Aim: Below are records to be output exactly, every one of them.

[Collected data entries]
====

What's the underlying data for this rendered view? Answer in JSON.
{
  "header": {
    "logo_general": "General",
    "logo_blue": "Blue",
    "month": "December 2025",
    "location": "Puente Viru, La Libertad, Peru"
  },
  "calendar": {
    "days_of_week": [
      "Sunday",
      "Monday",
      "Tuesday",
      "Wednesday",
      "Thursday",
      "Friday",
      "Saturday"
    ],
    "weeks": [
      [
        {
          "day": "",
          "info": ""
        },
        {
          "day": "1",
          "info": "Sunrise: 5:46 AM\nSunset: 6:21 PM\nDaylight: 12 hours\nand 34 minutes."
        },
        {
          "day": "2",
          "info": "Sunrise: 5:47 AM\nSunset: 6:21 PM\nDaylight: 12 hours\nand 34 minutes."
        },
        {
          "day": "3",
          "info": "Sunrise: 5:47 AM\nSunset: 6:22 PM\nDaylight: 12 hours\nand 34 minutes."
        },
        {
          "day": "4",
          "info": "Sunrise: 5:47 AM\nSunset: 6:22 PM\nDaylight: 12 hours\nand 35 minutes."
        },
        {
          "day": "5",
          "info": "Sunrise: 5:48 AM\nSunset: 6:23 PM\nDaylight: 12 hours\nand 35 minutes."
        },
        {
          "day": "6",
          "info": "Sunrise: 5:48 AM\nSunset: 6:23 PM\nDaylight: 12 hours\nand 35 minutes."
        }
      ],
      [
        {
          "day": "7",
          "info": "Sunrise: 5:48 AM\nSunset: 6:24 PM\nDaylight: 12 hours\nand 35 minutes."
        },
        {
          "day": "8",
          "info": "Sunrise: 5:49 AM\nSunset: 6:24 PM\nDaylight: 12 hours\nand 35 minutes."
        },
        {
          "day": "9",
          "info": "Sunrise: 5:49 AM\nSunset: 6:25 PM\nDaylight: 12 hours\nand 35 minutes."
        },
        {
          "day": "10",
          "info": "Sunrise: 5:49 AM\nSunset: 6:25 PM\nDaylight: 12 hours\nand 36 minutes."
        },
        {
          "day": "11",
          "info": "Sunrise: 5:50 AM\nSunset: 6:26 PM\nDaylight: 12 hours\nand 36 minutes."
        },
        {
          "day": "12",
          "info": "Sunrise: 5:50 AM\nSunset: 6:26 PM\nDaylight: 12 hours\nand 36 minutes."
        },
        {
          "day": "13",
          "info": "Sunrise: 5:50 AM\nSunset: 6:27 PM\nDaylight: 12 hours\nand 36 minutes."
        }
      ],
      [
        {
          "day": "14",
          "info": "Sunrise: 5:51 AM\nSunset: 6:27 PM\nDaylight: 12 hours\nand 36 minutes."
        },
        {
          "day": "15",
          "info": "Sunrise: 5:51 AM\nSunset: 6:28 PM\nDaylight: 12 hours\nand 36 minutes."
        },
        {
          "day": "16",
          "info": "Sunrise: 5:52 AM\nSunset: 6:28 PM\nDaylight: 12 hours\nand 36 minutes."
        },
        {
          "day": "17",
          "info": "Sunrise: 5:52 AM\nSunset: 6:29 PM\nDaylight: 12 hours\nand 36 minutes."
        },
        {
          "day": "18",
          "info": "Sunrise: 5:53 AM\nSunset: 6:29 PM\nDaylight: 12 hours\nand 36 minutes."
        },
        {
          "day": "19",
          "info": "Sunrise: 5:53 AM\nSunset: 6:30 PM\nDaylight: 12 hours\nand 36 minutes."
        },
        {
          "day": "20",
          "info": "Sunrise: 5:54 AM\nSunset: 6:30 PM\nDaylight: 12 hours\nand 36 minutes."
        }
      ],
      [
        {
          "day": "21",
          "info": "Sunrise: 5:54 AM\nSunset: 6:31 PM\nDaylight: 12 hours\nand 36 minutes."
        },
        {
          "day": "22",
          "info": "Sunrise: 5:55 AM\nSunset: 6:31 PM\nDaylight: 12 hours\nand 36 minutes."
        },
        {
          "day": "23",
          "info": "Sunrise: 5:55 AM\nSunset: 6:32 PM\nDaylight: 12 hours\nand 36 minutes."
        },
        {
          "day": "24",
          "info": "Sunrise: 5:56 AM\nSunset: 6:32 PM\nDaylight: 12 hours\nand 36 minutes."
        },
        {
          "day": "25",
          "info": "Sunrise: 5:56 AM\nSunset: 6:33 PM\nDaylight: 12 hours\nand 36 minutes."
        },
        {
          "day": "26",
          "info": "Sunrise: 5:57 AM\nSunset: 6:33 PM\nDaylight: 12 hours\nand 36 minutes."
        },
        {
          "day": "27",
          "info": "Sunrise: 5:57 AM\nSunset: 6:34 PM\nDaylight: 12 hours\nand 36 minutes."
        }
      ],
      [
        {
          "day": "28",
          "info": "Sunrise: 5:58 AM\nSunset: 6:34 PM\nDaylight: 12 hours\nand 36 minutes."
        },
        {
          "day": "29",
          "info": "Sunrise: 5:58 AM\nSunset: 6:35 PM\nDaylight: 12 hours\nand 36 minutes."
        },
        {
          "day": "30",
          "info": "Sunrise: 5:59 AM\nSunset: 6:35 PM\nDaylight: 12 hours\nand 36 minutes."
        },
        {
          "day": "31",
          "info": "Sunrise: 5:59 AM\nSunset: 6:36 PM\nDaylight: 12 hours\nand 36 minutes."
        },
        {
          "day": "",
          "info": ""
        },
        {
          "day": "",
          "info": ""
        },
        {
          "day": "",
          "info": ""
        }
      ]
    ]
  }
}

====

Exercise answer:
What's the underlying data for this rendered view? Answer in JSON.
{
  "header": {
    "logo_general": "General",
    "logo_blue": "Blue",
    "month": "December 2025",
    "location": "Puente Viru, La Libertad, Peru"
  },
  "calendar": {
    "days_of_week": [
      "Sunday",
      "Monday",
      "Tuesday",
      "Wednesday",
      "Thursday",
      "Friday",
      "Saturday"
    ],
    "weeks": [
      [
        {
          "day": "",
          "info": ""
        },
        {
          "day": "1",
          "info": "Sunrise: 5:46 AM\nSunset: 6:21 PM\nDaylight: 12 hours\nand 34 minutes."
        },
        {
          "day": "2",
          "info": "Sunrise: 5:47 AM\nSunset: 6:21 PM\nDaylight: 12 hours\nand 34 minutes."
        },
        {
          "day": "3",
          "info": "Sunrise: 5:47 AM\nSunset: 6:22 PM\nDaylight: 12 hours\nand 34 minutes."
        },
        {
          "day": "4",
          "info": "Sunrise: 5:47 AM\nSunset: 6:22 PM\nDaylight: 12 hours\nand 35 minutes."
        },
        {
          "day": "5",
          "info": "Sunrise: 5:48 AM\nSunset: 6:23 PM\nDaylight: 12 hours\nand 35 minutes."
        },
        {
          "day": "6",
          "info": "Sunrise: 5:48 AM\nSunset: 6:23 PM\nDaylight: 12 hours\nand 35 minutes."
        }
      ],
      [
        {
          "day": "7",
          "info": "Sunrise: 5:48 AM\nSunset: 6:24 PM\nDaylight: 12 hours\nand 35 minutes."
        },
        {
          "day": "8",
          "info": "Sunrise: 5:49 AM\nSunset: 6:24 PM\nDaylight: 12 hours\nand 35 minutes."
        },
        {
          "day": "9",
          "info": "Sunrise: 5:49 AM\nSunset: 6:25 PM\nDaylight: 12 hours\nand 35 minutes."
        },
        {
          "day": "10",
          "info": "Sunrise: 5:49 AM\nSunset: 6:25 PM\nDaylight: 12 hours\nand 36 minutes."
        },
        {
          "day": "11",
          "info": "Sunrise: 5:50 AM\nSunset: 6:26 PM\nDaylight: 12 hours\nand 36 minutes."
        },
        {
          "day": "12",
          "info": "Sunrise: 5:50 AM\nSunset: 6:26 PM\nDaylight: 12 hours\nand 36 minutes."
        },
        {
          "day": "13",
          "info": "Sunrise: 5:50 AM\nSunset: 6:27 PM\nDaylight: 12 hours\nand 36 minutes."
        }
      ],
      [
        {
          "day": "14",
          "info": "Sunrise: 5:51 AM\nSunset: 6:27 PM\nDaylight: 12 hours\nand 36 minutes."
        },
        {
          "day": "15",
          "info": "Sunrise: 5:51 AM\nSunset: 6:28 PM\nDaylight: 12 hours\nand 36 minutes."
        },
        {
          "day": "16",
          "info": "Sunrise: 5:52 AM\nSunset: 6:28 PM\nDaylight: 12 hours\nand 36 minutes."
        },
        {
          "day": "17",
          "info": "Sunrise: 5:52 AM\nSunset: 6:29 PM\nDaylight: 12 hours\nand 36 minutes."
        },
        {
          "day": "18",
          "info": "Sunrise: 5:53 AM\nSunset: 6:29 PM\nDaylight: 12 hours\nand 36 minutes."
        },
        {
          "day": "19",
          "info": "Sunrise: 5:53 AM\nSunset: 6:30 PM\nDaylight: 12 hours\nand 36 minutes."
        },
        {
          "day": "20",
          "info": "Sunrise: 5:54 AM\nSunset: 6:30 PM\nDaylight: 12 hours\nand 36 minutes."
        }
      ],
      [
        {
          "day": "21",
          "info": "Sunrise: 5:54 AM\nSunset: 6:31 PM\nDaylight: 12 hours\nand 36 minutes."
        },
        {
          "day": "22",
          "info": "Sunrise: 5:55 AM\nSunset: 6:31 PM\nDaylight: 12 hours\nand 36 minutes."
        },
        {
          "day": "23",
          "info": "Sunrise: 5:55 AM\nSunset: 6:32 PM\nDaylight: 12 hours\nand 36 minutes."
        },
        {
          "day": "24",
          "info": "Sunrise: 5:56 AM\nSunset: 6:32 PM\nDaylight: 12 hours\nand 36 minutes."
        },
        {
          "day": "25",
          "info": "Sunrise: 5:56 AM\nSunset: 6:33 PM\nDaylight: 12 hours\nand 36 minutes."
        },
        {
          "day": "26",
          "info": "Sunrise: 5:57 AM\nSunset: 6:33 PM\nDaylight: 12 hours\nand 36 minutes."
        },
        {
          "day": "27",
          "info": "Sunrise: 5:57 AM\nSunset: 6:34 PM\nDaylight: 12 hours\nand 36 minutes."
        }
      ],
      [
        {
          "day": "28",
          "info": "Sunrise: 5:58 AM\nSunset: 6:34 PM\nDaylight: 12 hours\nand 36 minutes."
        },
        {
          "day": "29",
          "info": "Sunrise: 5:58 AM\nSunset: 6:35 PM\nDaylight: 12 hours\nand 36 minutes."
        },
        {
          "day": "30",
          "info": "Sunrise: 5:59 AM\nSunset: 6:35 PM\nDaylight: 12 hours\nand 36 minutes."
        },
        {
          "day": "31",
          "info": "Sunrise: 5:59 AM\nSunset: 6:36 PM\nDaylight: 12 hours\nand 36 minutes."
        },
        {
          "day": "",
          "info": ""
        },
        {
          "day": "",
          "info": ""
        },
        {
          "day": "",
          "info": ""
        }
      ]
    ]
  }
}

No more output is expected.